Text provided:
»»

Yeah, well, I read that you took on Billy's pain and trauma to how did that impact your real life, first of all?


I actually started auditioning for the role in Twenty Seventeen, so I started sort of dropping into her then, you know, on set it was no one ever called me Andrea. Everyone will call me lady or they would call me Billy or they I mean no one called me Andrea and and it's almost oddly enough I, I feel a little bit like I sort of forgot her.


Right. Forgot Andrea in the midst of all of this. So, yeah, I had to be in that space to feel it in my body and to really I had to believe it or I don't think I could have conveyed it to an audience.


Lee Daniels, the director, said about you that there was no acting, there was just being. And so did there come a point where saying the words were just you obviously had memorized the script, but saying the words came from a part of your being and the beings felt merged. So I think absolutely. I mean, I felt like her also. I have to say that being, you know, I'm so appreciative of the recognition, but I have to give so much credit to Lee.


You know, he his technique and, you know, as you've worked with him is he keeps you on your toes. And so he has such a brilliant ability to really bring human beings to life and to show them in all of their their sort of their facets and the multilayered human.

««

Raw data:

»»

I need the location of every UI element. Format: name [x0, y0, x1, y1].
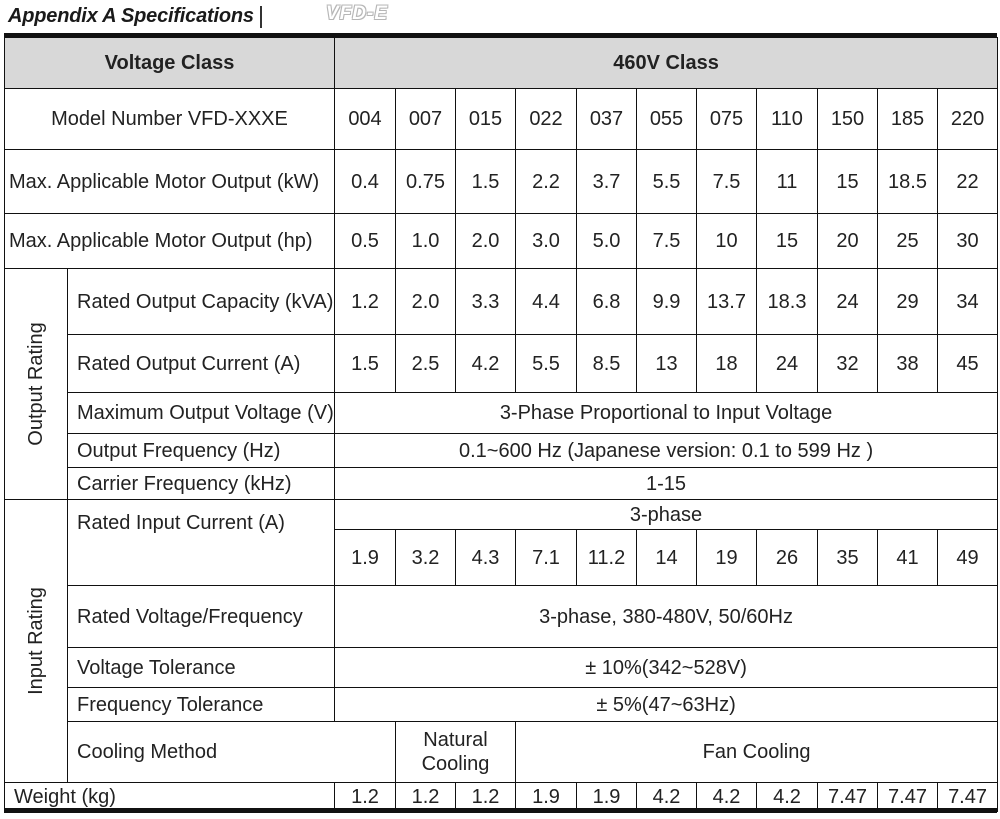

««

Requirement: Could you extend the interview transcript about playing Billy past its last sentence, keeping the speaker's conversational voice?

Response to this task:
So it was it was a combination of just living as her and loving her.


I think that was the big part of it.


I actually enjoy I enjoyed it so deeply, maybe too much in certain respects, having her spirit in me. She opened me up. She liberated me in certain ways. And I believe in divine appointments. And I truly believe that this movie in this experience was one of those appointments and anointing, too. Yes, yes.


Yes, absolutely. I believe in divine providence. Yes. I also believe in preparation, meeting the moment of opportunity. Yes. And when that shows up, people says, oh, you're so lucky you got this role. You're lucky because you were prepared. Absolutely. For this moment of opportunity. Why do you think, as you've described it, this is a transformative experience? Why did this come to you and which day? Because I believe that everything that you do not just believe I've seen it, that when something shows up, it's been coming for a long time.


Yeah. When you are open to receive it, it means you were the one who was supposed to receive it. And at this particular time.


So why did. This film come to you at this time. Wow, that is actually a fantastic question that I have not been asked in the 50 million trillion interview.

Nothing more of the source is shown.